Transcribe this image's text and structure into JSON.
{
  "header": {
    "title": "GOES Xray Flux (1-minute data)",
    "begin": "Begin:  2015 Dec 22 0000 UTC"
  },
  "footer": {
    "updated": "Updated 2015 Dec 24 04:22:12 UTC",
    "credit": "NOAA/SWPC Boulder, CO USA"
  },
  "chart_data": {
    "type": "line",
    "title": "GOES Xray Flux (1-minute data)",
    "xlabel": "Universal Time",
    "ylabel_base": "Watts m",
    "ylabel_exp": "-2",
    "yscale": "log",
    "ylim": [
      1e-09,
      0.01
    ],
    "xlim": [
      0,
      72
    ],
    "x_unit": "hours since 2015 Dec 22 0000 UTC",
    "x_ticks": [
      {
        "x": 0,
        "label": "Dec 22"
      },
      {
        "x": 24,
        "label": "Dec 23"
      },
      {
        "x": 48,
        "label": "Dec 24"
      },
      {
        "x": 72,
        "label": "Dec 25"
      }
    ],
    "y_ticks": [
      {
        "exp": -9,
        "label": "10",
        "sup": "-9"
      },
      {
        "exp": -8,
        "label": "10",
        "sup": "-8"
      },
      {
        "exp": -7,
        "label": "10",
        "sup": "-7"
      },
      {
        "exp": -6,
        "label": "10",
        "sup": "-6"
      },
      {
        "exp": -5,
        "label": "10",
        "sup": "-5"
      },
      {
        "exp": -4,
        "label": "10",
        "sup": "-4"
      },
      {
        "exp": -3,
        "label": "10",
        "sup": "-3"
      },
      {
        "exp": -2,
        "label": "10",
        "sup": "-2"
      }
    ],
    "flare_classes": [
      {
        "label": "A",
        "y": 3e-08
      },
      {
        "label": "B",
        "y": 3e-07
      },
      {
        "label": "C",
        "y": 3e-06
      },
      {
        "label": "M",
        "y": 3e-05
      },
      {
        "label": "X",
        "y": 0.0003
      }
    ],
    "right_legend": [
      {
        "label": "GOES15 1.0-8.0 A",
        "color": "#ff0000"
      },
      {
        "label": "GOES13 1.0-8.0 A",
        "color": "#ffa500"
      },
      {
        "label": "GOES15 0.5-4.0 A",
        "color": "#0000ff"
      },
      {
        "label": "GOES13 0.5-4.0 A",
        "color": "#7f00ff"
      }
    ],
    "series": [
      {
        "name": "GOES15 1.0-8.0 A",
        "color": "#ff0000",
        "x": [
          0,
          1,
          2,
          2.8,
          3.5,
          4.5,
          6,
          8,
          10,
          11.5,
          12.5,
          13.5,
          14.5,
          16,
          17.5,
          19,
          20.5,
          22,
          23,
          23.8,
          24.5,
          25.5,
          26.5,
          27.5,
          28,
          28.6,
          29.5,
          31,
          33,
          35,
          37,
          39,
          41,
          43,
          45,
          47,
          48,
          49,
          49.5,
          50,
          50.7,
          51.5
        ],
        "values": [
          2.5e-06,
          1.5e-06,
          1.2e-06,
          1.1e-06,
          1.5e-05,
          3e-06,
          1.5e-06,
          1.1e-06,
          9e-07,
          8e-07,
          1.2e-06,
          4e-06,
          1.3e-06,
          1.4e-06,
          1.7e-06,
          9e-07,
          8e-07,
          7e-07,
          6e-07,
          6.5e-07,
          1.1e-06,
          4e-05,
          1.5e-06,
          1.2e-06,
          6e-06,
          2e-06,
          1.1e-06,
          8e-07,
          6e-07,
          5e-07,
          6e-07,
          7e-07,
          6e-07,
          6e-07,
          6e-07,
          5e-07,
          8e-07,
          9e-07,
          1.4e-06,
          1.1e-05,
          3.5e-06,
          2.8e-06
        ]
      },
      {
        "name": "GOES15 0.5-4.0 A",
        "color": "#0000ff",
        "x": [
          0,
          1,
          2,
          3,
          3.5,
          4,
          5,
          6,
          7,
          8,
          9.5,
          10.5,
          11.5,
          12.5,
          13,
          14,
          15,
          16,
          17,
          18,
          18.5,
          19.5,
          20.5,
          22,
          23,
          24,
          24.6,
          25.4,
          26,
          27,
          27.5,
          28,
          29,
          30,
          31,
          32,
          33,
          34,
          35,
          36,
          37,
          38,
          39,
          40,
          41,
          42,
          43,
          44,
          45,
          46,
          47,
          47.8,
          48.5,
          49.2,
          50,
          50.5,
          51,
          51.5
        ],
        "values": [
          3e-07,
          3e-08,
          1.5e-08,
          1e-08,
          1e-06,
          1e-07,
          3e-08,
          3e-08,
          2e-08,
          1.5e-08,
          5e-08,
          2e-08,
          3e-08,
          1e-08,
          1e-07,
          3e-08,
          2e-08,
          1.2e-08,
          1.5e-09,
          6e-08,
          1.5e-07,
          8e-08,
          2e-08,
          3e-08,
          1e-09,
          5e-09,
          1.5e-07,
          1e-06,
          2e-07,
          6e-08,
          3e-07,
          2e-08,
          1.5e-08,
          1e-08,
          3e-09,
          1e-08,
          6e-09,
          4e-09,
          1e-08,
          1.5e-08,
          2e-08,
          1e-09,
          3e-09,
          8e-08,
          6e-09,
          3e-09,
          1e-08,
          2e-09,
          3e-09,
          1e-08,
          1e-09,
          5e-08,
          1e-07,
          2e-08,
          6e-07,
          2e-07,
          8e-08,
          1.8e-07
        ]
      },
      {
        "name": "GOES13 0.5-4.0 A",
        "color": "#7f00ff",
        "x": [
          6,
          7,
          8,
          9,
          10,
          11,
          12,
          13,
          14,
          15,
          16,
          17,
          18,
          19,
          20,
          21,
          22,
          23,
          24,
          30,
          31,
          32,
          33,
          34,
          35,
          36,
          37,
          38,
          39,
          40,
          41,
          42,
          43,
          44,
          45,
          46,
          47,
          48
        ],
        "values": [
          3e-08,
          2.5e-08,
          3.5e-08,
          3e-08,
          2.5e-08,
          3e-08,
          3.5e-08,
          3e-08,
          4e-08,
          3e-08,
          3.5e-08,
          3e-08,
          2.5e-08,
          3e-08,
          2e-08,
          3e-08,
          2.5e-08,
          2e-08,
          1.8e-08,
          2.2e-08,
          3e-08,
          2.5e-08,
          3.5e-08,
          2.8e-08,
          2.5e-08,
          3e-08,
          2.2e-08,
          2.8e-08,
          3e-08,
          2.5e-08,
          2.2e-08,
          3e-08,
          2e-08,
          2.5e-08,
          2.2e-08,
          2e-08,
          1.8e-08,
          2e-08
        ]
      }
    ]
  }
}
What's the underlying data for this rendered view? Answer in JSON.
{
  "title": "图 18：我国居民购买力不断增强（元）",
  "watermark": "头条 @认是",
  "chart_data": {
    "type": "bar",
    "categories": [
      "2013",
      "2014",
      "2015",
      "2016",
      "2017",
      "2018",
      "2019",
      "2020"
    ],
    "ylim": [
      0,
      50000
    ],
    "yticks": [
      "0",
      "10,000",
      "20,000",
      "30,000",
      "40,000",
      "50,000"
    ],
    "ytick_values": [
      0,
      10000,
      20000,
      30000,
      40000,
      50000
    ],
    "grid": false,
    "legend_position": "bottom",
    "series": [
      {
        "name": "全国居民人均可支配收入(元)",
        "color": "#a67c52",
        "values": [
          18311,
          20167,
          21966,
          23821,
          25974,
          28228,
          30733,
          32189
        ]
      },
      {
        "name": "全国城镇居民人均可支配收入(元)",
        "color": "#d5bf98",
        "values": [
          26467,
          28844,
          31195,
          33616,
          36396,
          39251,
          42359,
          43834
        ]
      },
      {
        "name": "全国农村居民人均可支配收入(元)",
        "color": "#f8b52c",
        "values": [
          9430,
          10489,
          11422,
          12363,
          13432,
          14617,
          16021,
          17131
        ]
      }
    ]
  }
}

→ Brief
Make an exact copy of every line in the data.

→ The output
Transcribe this image's text and structure into JSON.
{
  "header": {
    "title": "GOES Xray Flux (1-minute data)",
    "begin": "Begin:  2015 Dec 22 0000 UTC"
  },
  "footer": {
    "updated": "Updated 2015 Dec 24 04:22:12 UTC",
    "credit": "NOAA/SWPC Boulder, CO USA"
  },
  "chart_data": {
    "type": "line",
    "title": "GOES Xray Flux (1-minute data)",
    "xlabel": "Universal Time",
    "ylabel_base": "Watts m",
    "ylabel_exp": "-2",
    "yscale": "log",
    "ylim": [
      1e-09,
      0.01
    ],
    "xlim": [
      0,
      72
    ],
    "x_unit": "hours since 2015 Dec 22 0000 UTC",
    "x_ticks": [
      {
        "x": 0,
        "label": "Dec 22"
      },
      {
        "x": 24,
        "label": "Dec 23"
      },
      {
        "x": 48,
        "label": "Dec 24"
      },
      {
        "x": 72,
        "label": "Dec 25"
      }
    ],
    "y_ticks": [
      {
        "exp": -9,
        "label": "10",
        "sup": "-9"
      },
      {
        "exp": -8,
        "label": "10",
        "sup": "-8"
      },
      {
        "exp": -7,
        "label": "10",
        "sup": "-7"
      },
      {
        "exp": -6,
        "label": "10",
        "sup": "-6"
      },
      {
        "exp": -5,
        "label": "10",
        "sup": "-5"
      },
      {
        "exp": -4,
        "label": "10",
        "sup": "-4"
      },
      {
        "exp": -3,
        "label": "10",
        "sup": "-3"
      },
      {
        "exp": -2,
        "label": "10",
        "sup": "-2"
      }
    ],
    "flare_classes": [
      {
        "label": "A",
        "y": 3e-08
      },
      {
        "label": "B",
        "y": 3e-07
      },
      {
        "label": "C",
        "y": 3e-06
      },
      {
        "label": "M",
        "y": 3e-05
      },
      {
        "label": "X",
        "y": 0.0003
      }
    ],
    "right_legend": [
      {
        "label": "GOES15 1.0-8.0 A",
        "color": "#ff0000"
      },
      {
        "label": "GOES13 1.0-8.0 A",
        "color": "#ffa500"
      },
      {
        "label": "GOES15 0.5-4.0 A",
        "color": "#0000ff"
      },
      {
        "label": "GOES13 0.5-4.0 A",
        "color": "#7f00ff"
      }
    ],
    "series": [
      {
        "name": "GOES15 1.0-8.0 A",
        "color": "#ff0000",
        "x": [
          0,
          1,
          2,
          2.8,
          3.5,
          4.5,
          6,
          8,
          10,
          11.5,
          12.5,
          13.5,
          14.5,
          16,
          17.5,
          19,
          20.5,
          22,
          23,
          23.8,
          24.5,
          25.5,
          26.5,
          27.5,
          28,
          28.6,
          29.5,
          31,
          33,
          35,
          37,
          39,
          41,
          43,
          45,
          47,
          48,
          49,
          49.5,
          50,
          50.7,
          51.5
        ],
        "values": [
          2.5e-06,
          1.5e-06,
          1.2e-06,
          1.1e-06,
          1.5e-05,
          3e-06,
          1.5e-06,
          1.1e-06,
          9e-07,
          8e-07,
          1.2e-06,
          4e-06,
          1.3e-06,
          1.4e-06,
          1.7e-06,
          9e-07,
          8e-07,
          7e-07,
          6e-07,
          6.5e-07,
          1.1e-06,
          4e-05,
          1.5e-06,
          1.2e-06,
          6e-06,
          2e-06,
          1.1e-06,
          8e-07,
          6e-07,
          5e-07,
          6e-07,
          7e-07,
          6e-07,
          6e-07,
          6e-07,
          5e-07,
          8e-07,
          9e-07,
          1.4e-06,
          1.1e-05,
          3.5e-06,
          2.8e-06
        ]
      },
      {
        "name": "GOES15 0.5-4.0 A",
        "color": "#0000ff",
        "x": [
          0,
          1,
          2,
          3,
          3.5,
          4,
          5,
          6,
          7,
          8,
          9.5,
          10.5,
          11.5,
          12.5,
          13,
          14,
          15,
          16,
          17,
          18,
          18.5,
          19.5,
          20.5,
          22,
          23,
          24,
          24.6,
          25.4,
          26,
          27,
          27.5,
          28,
          29,
          30,
          31,
          32,
          33,
          34,
          35,
          36,
          37,
          38,
          39,
          40,
          41,
          42,
          43,
          44,
          45,
          46,
          47,
          47.8,
          48.5,
          49.2,
          50,
          50.5,
          51,
          51.5
        ],
        "values": [
          3e-07,
          3e-08,
          1.5e-08,
          1e-08,
          1e-06,
          1e-07,
          3e-08,
          3e-08,
          2e-08,
          1.5e-08,
          5e-08,
          2e-08,
          3e-08,
          1e-08,
          1e-07,
          3e-08,
          2e-08,
          1.2e-08,
          1.5e-09,
          6e-08,
          1.5e-07,
          8e-08,
          2e-08,
          3e-08,
          1e-09,
          5e-09,
          1.5e-07,
          1e-06,
          2e-07,
          6e-08,
          3e-07,
          2e-08,
          1.5e-08,
          1e-08,
          3e-09,
          1e-08,
          6e-09,
          4e-09,
          1e-08,
          1.5e-08,
          2e-08,
          1e-09,
          3e-09,
          8e-08,
          6e-09,
          3e-09,
          1e-08,
          2e-09,
          3e-09,
          1e-08,
          1e-09,
          5e-08,
          1e-07,
          2e-08,
          6e-07,
          2e-07,
          8e-08,
          1.8e-07
        ]
      },
      {
        "name": "GOES13 0.5-4.0 A",
        "color": "#7f00ff",
        "x": [
          6,
          7,
          8,
          9,
          10,
          11,
          12,
          13,
          14,
          15,
          16,
          17,
          18,
          19,
          20,
          21,
          22,
          23,
          24,
          30,
          31,
          32,
          33,
          34,
          35,
          36,
          37,
          38,
          39,
          40,
          41,
          42,
          43,
          44,
          45,
          46,
          47,
          48
        ],
        "values": [
          3e-08,
          2.5e-08,
          3.5e-08,
          3e-08,
          2.5e-08,
          3e-08,
          3.5e-08,
          3e-08,
          4e-08,
          3e-08,
          3.5e-08,
          3e-08,
          2.5e-08,
          3e-08,
          2e-08,
          3e-08,
          2.5e-08,
          2e-08,
          1.8e-08,
          2.2e-08,
          3e-08,
          2.5e-08,
          3.5e-08,
          2.8e-08,
          2.5e-08,
          3e-08,
          2.2e-08,
          2.8e-08,
          3e-08,
          2.5e-08,
          2.2e-08,
          3e-08,
          2e-08,
          2.5e-08,
          2.2e-08,
          2e-08,
          1.8e-08,
          2e-08
        ]
      }
    ]
  }
}
What's the underlying data for this rendered view? Answer in JSON.
{
  "title": "图 18：我国居民购买力不断增强（元）",
  "watermark": "头条 @认是",
  "chart_data": {
    "type": "bar",
    "categories": [
      "2013",
      "2014",
      "2015",
      "2016",
      "2017",
      "2018",
      "2019",
      "2020"
    ],
    "ylim": [
      0,
      50000
    ],
    "yticks": [
      "0",
      "10,000",
      "20,000",
      "30,000",
      "40,000",
      "50,000"
    ],
    "ytick_values": [
      0,
      10000,
      20000,
      30000,
      40000,
      50000
    ],
    "grid": false,
    "legend_position": "bottom",
    "series": [
      {
        "name": "全国居民人均可支配收入(元)",
        "color": "#a67c52",
        "values": [
          18311,
          20167,
          21966,
          23821,
          25974,
          28228,
          30733,
          32189
        ]
      },
      {
        "name": "全国城镇居民人均可支配收入(元)",
        "color": "#d5bf98",
        "values": [
          26467,
          28844,
          31195,
          33616,
          36396,
          39251,
          42359,
          43834
        ]
      },
      {
        "name": "全国农村居民人均可支配收入(元)",
        "color": "#f8b52c",
        "values": [
          9430,
          10489,
          11422,
          12363,
          13432,
          14617,
          16021,
          17131
        ]
      }
    ]
  }
}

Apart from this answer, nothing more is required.